[start]

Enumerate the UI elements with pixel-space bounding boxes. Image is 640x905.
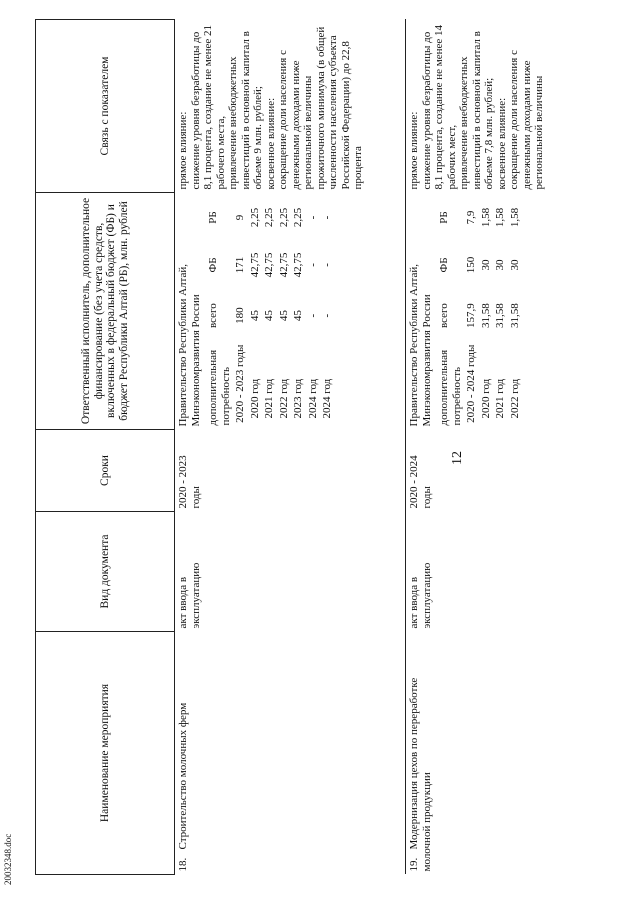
link-line: сокращение доли населения с денежными доходами ниже региональной величины прожиточного минимума (в общей численности населения субъекта Российской Федерации) до 22,8 процента	[277, 26, 364, 190]
fin-total: 45	[292, 310, 304, 322]
financing-row	[262, 196, 277, 427]
fin-total: 180	[234, 307, 246, 324]
table-header-row	[36, 20, 175, 875]
fin-total: -	[306, 313, 319, 318]
fin-rb: 2,25	[292, 207, 304, 228]
row-executor: Правительство Республики Алтай, Минэкономразвития России	[177, 264, 202, 427]
row-executor: Правительство Республики Алтай, Минэкономразвития России	[408, 264, 433, 427]
link-line: снижение уровня безработицы до 8,1 процента, создание не менее 21 рабочего места,	[189, 24, 227, 190]
financing-header	[206, 196, 233, 427]
fin-period: 2020 - 2023 годы	[234, 344, 246, 423]
link-line: косвенное влияние:	[264, 97, 277, 190]
financing-row	[306, 196, 321, 427]
header-link: Связь с показателем	[36, 20, 175, 193]
fin-header-rb: РБ	[438, 211, 450, 224]
fin-period: 2022 год	[277, 378, 290, 419]
row-name: Модернизация цехов по переработке молочной продукции	[408, 677, 433, 872]
financing-row	[479, 196, 494, 427]
header-terms: Сроки	[36, 430, 175, 512]
fin-header-total: всего	[207, 303, 219, 329]
fin-fb: 150	[465, 256, 477, 274]
fin-rb: 2,25	[263, 207, 275, 228]
fin-fb: 30	[494, 259, 506, 271]
row-number: 18.	[177, 857, 189, 872]
header-doc-type: Вид документа	[36, 512, 175, 632]
fin-total: 31,58	[479, 303, 492, 328]
financing-table	[206, 196, 335, 427]
fin-fb: 42,75	[292, 252, 304, 278]
fin-fb: 42,75	[248, 252, 261, 278]
link-line: сокращение доли населения с денежными доходами ниже региональной величины	[508, 50, 545, 190]
link-line: косвенное влияние:	[495, 97, 508, 190]
fin-fb: 42,75	[263, 252, 275, 278]
financing-row	[320, 196, 335, 427]
fin-header-fb: ФБ	[438, 257, 450, 273]
table-row	[406, 20, 639, 875]
fin-header-need: дополнительная потребность	[438, 349, 463, 426]
fin-total: 45	[263, 310, 275, 322]
financing-row	[493, 196, 508, 427]
fin-period: 2020 - 2024 годы	[465, 344, 477, 423]
row-name: Строительство молочных ферм	[177, 702, 189, 850]
link-line: привлечение внебюджетных инвестиций в основной капитал в объеме 7,8 млн. рублей;	[458, 31, 495, 190]
fin-header-fb: ФБ	[207, 257, 219, 273]
fin-total: 31,58	[494, 303, 506, 328]
link-line: привлечение внебюджетных инвестиций в основной капитал в объеме 9 млн. рублей;	[227, 31, 264, 190]
fin-period: 2020 год	[248, 378, 261, 419]
table-row	[175, 20, 406, 875]
row-doc-type: акт ввода в эксплуатацию	[406, 512, 639, 632]
row-terms: 2020 - 2024 годы	[406, 430, 639, 512]
fin-header-need: дополнительная потребность	[207, 349, 232, 426]
fin-rb: 9	[234, 214, 246, 221]
financing-row	[233, 196, 248, 427]
fin-rb: 1,58	[508, 207, 521, 228]
fin-rb: 7,9	[465, 210, 477, 225]
fin-period: 2021 год	[263, 378, 275, 419]
financing-row	[291, 196, 306, 427]
fin-period: 2022 год	[508, 378, 521, 419]
fin-header-rb: РБ	[207, 211, 219, 224]
fin-rb: 2,25	[277, 207, 290, 228]
fin-fb: 30	[479, 259, 492, 271]
fin-total: -	[321, 313, 333, 318]
financing-row	[277, 196, 292, 427]
fin-rb: -	[306, 215, 319, 220]
row-executor-cell	[175, 193, 406, 430]
fin-total: 157,9	[465, 303, 477, 328]
fin-total: 45	[277, 310, 290, 322]
fin-total: 31,58	[508, 303, 521, 328]
header-name: Наименование мероприятия	[36, 632, 175, 875]
financing-row	[464, 196, 479, 427]
fin-rb: -	[321, 215, 333, 220]
row-doc-type: акт ввода в эксплуатацию	[177, 562, 202, 629]
fin-period: 2024 год	[306, 378, 319, 419]
row-link-cell	[406, 20, 639, 193]
financing-header	[437, 196, 464, 427]
link-line: прямое влияние:	[408, 111, 420, 190]
fin-period: 2021 год	[494, 378, 506, 419]
financing-table	[437, 196, 522, 427]
financing-row	[248, 196, 263, 427]
page-number: 12	[450, 451, 465, 465]
fin-rb: 1,58	[479, 207, 492, 228]
link-line: снижение уровня безработицы до 8,1 процента, создание не менее 14 рабочих мест,	[420, 24, 458, 190]
fin-period: 2024 год	[321, 378, 333, 419]
fin-period: 2023 год	[292, 378, 304, 419]
row-number: 19.	[408, 857, 420, 872]
fin-rb: 1,58	[494, 207, 506, 228]
fin-fb: -	[321, 263, 333, 267]
fin-fb: 42,75	[277, 252, 290, 278]
row-terms: 2020 - 2023 годы	[177, 455, 202, 509]
fin-rb: 2,25	[248, 207, 261, 228]
measures-table	[35, 19, 638, 875]
link-line: прямое влияние:	[177, 111, 189, 190]
row-name-cell	[175, 632, 406, 875]
fin-fb: -	[306, 263, 319, 267]
header-executor: Ответственный исполнитель, дополнительное финансирование (без учета средств, включенных в федеральный бюджет (ФБ) и бюджет Республики Алтай (РБ), млн. рублей	[36, 193, 175, 430]
fin-fb: 30	[508, 259, 521, 271]
fin-period: 2020 год	[479, 378, 492, 419]
document-id: 20032348.doc	[3, 833, 13, 885]
fin-fb: 171	[234, 256, 246, 274]
fin-header-total: всего	[438, 303, 450, 329]
financing-row	[508, 196, 523, 427]
row-link-cell	[175, 20, 406, 193]
row-executor-cell	[406, 193, 639, 430]
fin-total: 45	[248, 310, 261, 322]
row-name-cell	[406, 632, 639, 875]
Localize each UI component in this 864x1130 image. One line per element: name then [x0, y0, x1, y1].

[end]

TASK DETAILS
Rewrite every item above as a numbered list with one entry per line, skipping blank lines and leaving out the pictures.

PROBLEM SOLUTION
1. Enumerate the UI elements with pixel-space bounding boxes. Image is 640x905.
2. link-line: сокращение доли населения с денежными доходами ниже региональной величины прожиточного минимума (в общей численности населения субъекта Российской Федерации) до 22,8 процента	[277, 26, 364, 190]
3. fin-total: 45	[292, 310, 304, 322]
4. financing-row	[262, 196, 277, 427]
5. fin-total: 180	[234, 307, 246, 324]
6. table-header-row	[36, 20, 175, 875]
7. fin-total: -	[306, 313, 319, 318]
8. fin-rb: 2,25	[292, 207, 304, 228]
9. row-executor: Правительство Республики Алтай, Минэкономразвития России	[177, 264, 202, 427]
10. row-executor: Правительство Республики Алтай, Минэкономразвития России	[408, 264, 433, 427]
11. link-line: снижение уровня безработицы до 8,1 процента, создание не менее 21 рабочего места,	[189, 24, 227, 190]
12. financing-header	[206, 196, 233, 427]
13. fin-period: 2020 - 2023 годы	[234, 344, 246, 423]
14. link-line: косвенное влияние:	[264, 97, 277, 190]
15. financing-row	[306, 196, 321, 427]
16. header-link: Связь с показателем	[36, 20, 175, 193]
17. fin-header-rb: РБ	[438, 211, 450, 224]
18. fin-period: 2022 год	[277, 378, 290, 419]
19. row-name: Модернизация цехов по переработке молочной продукции	[408, 677, 433, 872]
20. financing-row	[479, 196, 494, 427]
21. header-terms: Сроки	[36, 430, 175, 512]
22. fin-header-total: всего	[207, 303, 219, 329]
23. fin-fb: 150	[465, 256, 477, 274]
24. fin-rb: 2,25	[263, 207, 275, 228]
25. fin-fb: 30	[494, 259, 506, 271]
26. row-number: 18.	[177, 857, 189, 872]
27. header-doc-type: Вид документа	[36, 512, 175, 632]
28. fin-total: 31,58	[479, 303, 492, 328]
29. financing-table	[206, 196, 335, 427]
30. fin-fb: 42,75	[292, 252, 304, 278]
31. fin-fb: 42,75	[248, 252, 261, 278]
32. link-line: сокращение доли населения с денежными доходами ниже региональной величины	[508, 50, 545, 190]
33. link-line: косвенное влияние:	[495, 97, 508, 190]
34. fin-fb: 42,75	[263, 252, 275, 278]
35. financing-row	[320, 196, 335, 427]
36. fin-header-fb: ФБ	[438, 257, 450, 273]
37. table-row	[406, 20, 639, 875]
38. fin-header-need: дополнительная потребность	[438, 349, 463, 426]
39. fin-total: 45	[263, 310, 275, 322]
40. financing-row	[493, 196, 508, 427]
41. fin-period: 2020 - 2024 годы	[465, 344, 477, 423]
42. row-name: Строительство молочных ферм	[177, 702, 189, 850]
43. link-line: привлечение внебюджетных инвестиций в основной капитал в объеме 7,8 млн. рублей;	[458, 31, 495, 190]
44. fin-header-fb: ФБ	[207, 257, 219, 273]
45. fin-total: 31,58	[494, 303, 506, 328]
46. link-line: привлечение внебюджетных инвестиций в основной капитал в объеме 9 млн. рублей;	[227, 31, 264, 190]
47. fin-period: 2020 год	[248, 378, 261, 419]
48. table-row	[175, 20, 406, 875]
49. row-doc-type: акт ввода в эксплуатацию	[406, 512, 639, 632]
50. row-terms: 2020 - 2024 годы	[406, 430, 639, 512]
51. fin-header-need: дополнительная потребность	[207, 349, 232, 426]
52. fin-rb: 9	[234, 214, 246, 221]
53. financing-row	[233, 196, 248, 427]
54. fin-rb: 1,58	[508, 207, 521, 228]
55. fin-rb: 7,9	[465, 210, 477, 225]
56. fin-period: 2021 год	[263, 378, 275, 419]
57. financing-row	[291, 196, 306, 427]
58. fin-period: 2022 год	[508, 378, 521, 419]
59. fin-header-rb: РБ	[207, 211, 219, 224]
60. fin-rb: 2,25	[277, 207, 290, 228]
61. fin-fb: 30	[479, 259, 492, 271]
62. fin-total: -	[321, 313, 333, 318]
63. financing-row	[277, 196, 292, 427]
64. fin-rb: -	[306, 215, 319, 220]
65. row-executor-cell	[175, 193, 406, 430]
66. fin-total: 157,9	[465, 303, 477, 328]
67. fin-total: 45	[277, 310, 290, 322]
68. fin-total: 31,58	[508, 303, 521, 328]
69. header-name: Наименование мероприятия	[36, 632, 175, 875]
70. financing-row	[464, 196, 479, 427]
71. fin-rb: -	[321, 215, 333, 220]
72. row-doc-type: акт ввода в эксплуатацию	[177, 562, 202, 629]
73. fin-period: 2024 год	[306, 378, 319, 419]
74. row-link-cell	[406, 20, 639, 193]
75. financing-header	[437, 196, 464, 427]
76. link-line: прямое влияние:	[408, 111, 420, 190]
77. fin-period: 2021 год	[494, 378, 506, 419]
78. financing-table	[437, 196, 522, 427]
79. financing-row	[248, 196, 263, 427]
80. page-number: 12	[450, 451, 465, 465]
81. fin-rb: 1,58	[479, 207, 492, 228]
82. link-line: снижение уровня безработицы до 8,1 процента, создание не менее 14 рабочих мест,	[420, 24, 458, 190]
83. fin-period: 2024 год	[321, 378, 333, 419]
84. fin-period: 2023 год	[292, 378, 304, 419]
85. row-number: 19.	[408, 857, 420, 872]
86. fin-rb: 1,58	[494, 207, 506, 228]
87. fin-fb: -	[321, 263, 333, 267]
88. fin-fb: 42,75	[277, 252, 290, 278]
89. row-terms: 2020 - 2023 годы	[177, 455, 202, 509]
90. fin-rb: 2,25	[248, 207, 261, 228]
91. measures-table	[35, 19, 638, 875]
92. link-line: прямое влияние:	[177, 111, 189, 190]
93. row-name-cell	[175, 632, 406, 875]
94. fin-fb: -	[306, 263, 319, 267]
95. header-executor: Ответственный исполнитель, дополнительное финансирование (без учета средств, включенных в федеральный бюджет (ФБ) и бюджет Республики Алтай (РБ), млн. рублей	[36, 193, 175, 430]
96. fin-fb: 30	[508, 259, 521, 271]
97. fin-period: 2020 год	[479, 378, 492, 419]
98. document-id: 20032348.doc	[3, 833, 13, 885]
99. fin-fb: 171	[234, 256, 246, 274]
100. fin-header-total: всего	[438, 303, 450, 329]
101. financing-row	[508, 196, 523, 427]
102. row-link-cell	[175, 20, 406, 193]
103. row-executor-cell	[406, 193, 639, 430]
104. fin-total: 45	[248, 310, 261, 322]
105. row-name-cell	[406, 632, 639, 875]
106. Localize each UI component in this 864x1130 image. One line per element: name then [x0, y0, x1, y1].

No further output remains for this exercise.